What to do:
Reproduce each of the rows below line for line, without the pictures.

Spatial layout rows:
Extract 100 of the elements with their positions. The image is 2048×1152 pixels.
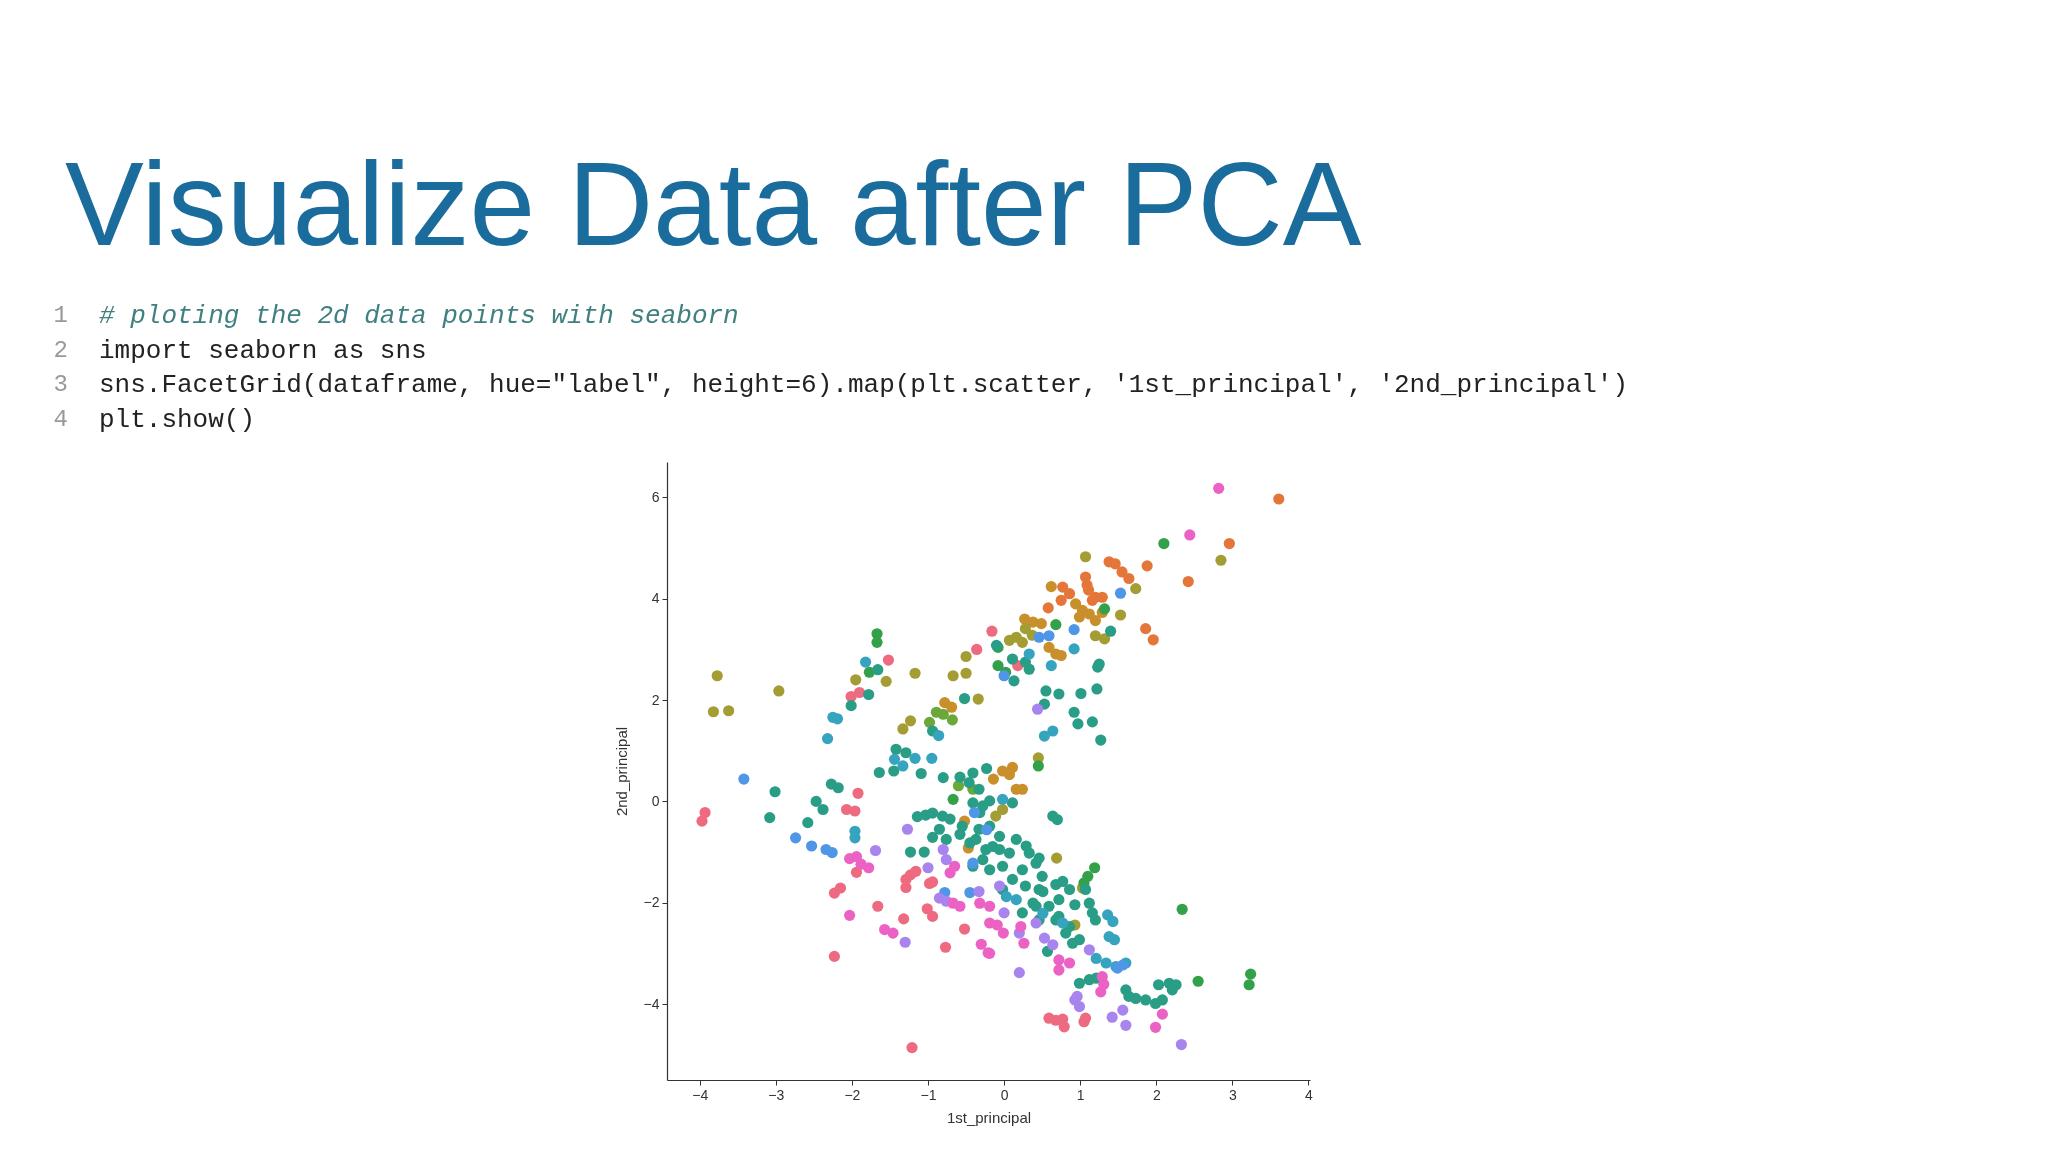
point — [1050, 619, 1062, 631]
point — [1003, 634, 1016, 646]
y-tick-label: 4 — [651, 590, 660, 607]
point — [1213, 482, 1225, 494]
point — [939, 941, 952, 953]
point — [821, 733, 834, 745]
point — [1043, 630, 1055, 642]
point — [971, 643, 983, 656]
point — [1223, 537, 1235, 550]
point — [981, 824, 993, 836]
point — [879, 923, 891, 936]
point — [987, 773, 1000, 785]
point — [1053, 964, 1065, 976]
point — [897, 723, 909, 735]
point — [1068, 624, 1080, 636]
point — [1045, 660, 1057, 672]
point — [849, 805, 861, 817]
point — [1215, 554, 1227, 566]
point — [888, 753, 901, 765]
point — [872, 900, 884, 912]
point — [1141, 560, 1153, 572]
point — [1107, 915, 1119, 928]
point — [1108, 934, 1121, 946]
point — [926, 910, 939, 922]
point — [973, 885, 985, 898]
text: 3 — [53, 371, 68, 399]
point — [1042, 602, 1054, 614]
point — [1245, 968, 1257, 980]
point — [972, 693, 984, 705]
point — [1273, 493, 1285, 505]
point — [1013, 967, 1025, 979]
point — [1033, 631, 1045, 643]
point — [1130, 583, 1142, 595]
point — [699, 806, 711, 819]
point — [909, 667, 921, 679]
point — [1032, 760, 1044, 772]
point — [1089, 614, 1101, 627]
point — [1073, 1000, 1086, 1013]
point — [1057, 917, 1069, 929]
point — [940, 854, 952, 866]
point — [1079, 551, 1092, 563]
point — [1063, 588, 1076, 600]
point — [853, 686, 866, 699]
text: # ploting the 2d data points with seaborn — [99, 301, 739, 331]
text: 4 — [53, 406, 68, 434]
text: 1 — [53, 302, 68, 329]
y-tick-label: −4 — [643, 995, 660, 1012]
point — [1089, 630, 1101, 642]
point — [887, 927, 899, 939]
point — [975, 938, 987, 950]
point — [947, 670, 959, 682]
point — [1147, 634, 1159, 646]
point — [949, 860, 961, 872]
point — [1047, 939, 1059, 951]
point — [901, 823, 914, 835]
point — [1016, 636, 1028, 648]
point — [1063, 957, 1076, 969]
point — [1019, 623, 1031, 635]
point — [922, 862, 934, 874]
point — [1184, 529, 1196, 541]
point — [897, 760, 909, 772]
point — [960, 667, 972, 679]
point — [1243, 979, 1255, 991]
point — [773, 685, 785, 697]
point — [1156, 1008, 1168, 1020]
point — [1114, 609, 1127, 621]
point — [880, 675, 892, 687]
point — [1023, 648, 1035, 660]
x-tick-label: 0 — [1000, 1086, 1009, 1103]
point — [954, 900, 966, 912]
point — [1051, 852, 1063, 864]
point — [1106, 1011, 1118, 1023]
point — [958, 923, 971, 935]
point — [1158, 537, 1170, 550]
point — [1000, 891, 1012, 903]
point — [696, 815, 708, 827]
point — [723, 705, 735, 717]
point — [1083, 944, 1095, 956]
point — [1090, 952, 1102, 965]
point — [828, 950, 840, 962]
point — [910, 865, 922, 877]
point — [844, 909, 856, 921]
point — [1070, 598, 1082, 610]
text: 2 — [53, 336, 68, 364]
point — [1073, 611, 1086, 623]
point — [1192, 975, 1204, 987]
point — [850, 674, 862, 686]
point — [1114, 587, 1127, 599]
point — [1117, 1004, 1129, 1016]
point — [1031, 703, 1044, 715]
point — [1071, 990, 1083, 1002]
point — [1038, 730, 1051, 742]
y-tick-label: 6 — [651, 488, 660, 505]
point — [1045, 581, 1057, 593]
point — [974, 897, 986, 909]
point — [1149, 1021, 1162, 1033]
point — [1068, 643, 1080, 655]
point — [923, 716, 936, 728]
point — [1098, 633, 1111, 645]
point — [937, 708, 949, 720]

Finished answer:
Extract 100 of the elements with their positions. The image is 2048×1152 pixels.
point — [1050, 619, 1062, 631]
point — [1003, 634, 1016, 646]
y-tick-label: 4 — [651, 590, 660, 607]
point — [1213, 482, 1225, 494]
point — [939, 941, 952, 953]
point — [821, 733, 834, 745]
point — [1043, 630, 1055, 642]
point — [971, 643, 983, 656]
point — [1223, 537, 1235, 550]
point — [981, 824, 993, 836]
point — [879, 923, 891, 936]
point — [987, 773, 1000, 785]
point — [1053, 964, 1065, 976]
point — [897, 723, 909, 735]
point — [1068, 624, 1080, 636]
point — [1045, 660, 1057, 672]
point — [849, 805, 861, 817]
point — [1215, 554, 1227, 566]
point — [888, 753, 901, 765]
point — [872, 900, 884, 912]
point — [1141, 560, 1153, 572]
point — [1107, 915, 1119, 928]
point — [1108, 934, 1121, 946]
point — [926, 910, 939, 922]
point — [973, 885, 985, 898]
text: 3 — [53, 371, 68, 399]
point — [1042, 602, 1054, 614]
point — [1245, 968, 1257, 980]
point — [972, 693, 984, 705]
point — [1273, 493, 1285, 505]
point — [1013, 967, 1025, 979]
point — [1033, 631, 1045, 643]
point — [1130, 583, 1142, 595]
point — [699, 806, 711, 819]
point — [909, 667, 921, 679]
point — [1032, 760, 1044, 772]
point — [1089, 614, 1101, 627]
point — [1073, 1000, 1086, 1013]
point — [1057, 917, 1069, 929]
point — [940, 854, 952, 866]
point — [1079, 551, 1092, 563]
point — [1063, 588, 1076, 600]
point — [853, 686, 866, 699]
text: # ploting the 2d data points with seaborn — [99, 301, 739, 331]
text: 4 — [53, 406, 68, 434]
text: 1 — [53, 302, 68, 329]
y-tick-label: −4 — [643, 995, 660, 1012]
point — [1089, 630, 1101, 642]
point — [887, 927, 899, 939]
point — [975, 938, 987, 950]
point — [947, 670, 959, 682]
point — [1147, 634, 1159, 646]
point — [949, 860, 961, 872]
point — [1047, 939, 1059, 951]
point — [901, 823, 914, 835]
point — [1016, 636, 1028, 648]
point — [1063, 957, 1076, 969]
point — [1019, 623, 1031, 635]
point — [922, 862, 934, 874]
point — [1184, 529, 1196, 541]
point — [897, 760, 909, 772]
point — [960, 667, 972, 679]
point — [1243, 979, 1255, 991]
point — [773, 685, 785, 697]
point — [1156, 1008, 1168, 1020]
point — [1114, 609, 1127, 621]
point — [880, 675, 892, 687]
point — [1023, 648, 1035, 660]
x-tick-label: 0 — [1000, 1086, 1009, 1103]
point — [954, 900, 966, 912]
point — [1051, 852, 1063, 864]
point — [1106, 1011, 1118, 1023]
point — [958, 923, 971, 935]
point — [1158, 537, 1170, 550]
point — [1000, 891, 1012, 903]
point — [696, 815, 708, 827]
point — [723, 705, 735, 717]
point — [1083, 944, 1095, 956]
point — [1090, 952, 1102, 965]
point — [828, 950, 840, 962]
point — [910, 865, 922, 877]
point — [844, 909, 856, 921]
point — [1070, 598, 1082, 610]
text: 2 — [53, 336, 68, 364]
point — [1073, 611, 1086, 623]
point — [1192, 975, 1204, 987]
point — [850, 674, 862, 686]
point — [1114, 587, 1127, 599]
point — [1117, 1004, 1129, 1016]
point — [1031, 703, 1044, 715]
point — [1071, 990, 1083, 1002]
point — [1038, 730, 1051, 742]
y-tick-label: 6 — [651, 488, 660, 505]
point — [1045, 581, 1057, 593]
point — [974, 897, 986, 909]
point — [1149, 1021, 1162, 1033]
point — [1068, 643, 1080, 655]
point — [923, 716, 936, 728]
point — [1098, 633, 1111, 645]
point — [937, 708, 949, 720]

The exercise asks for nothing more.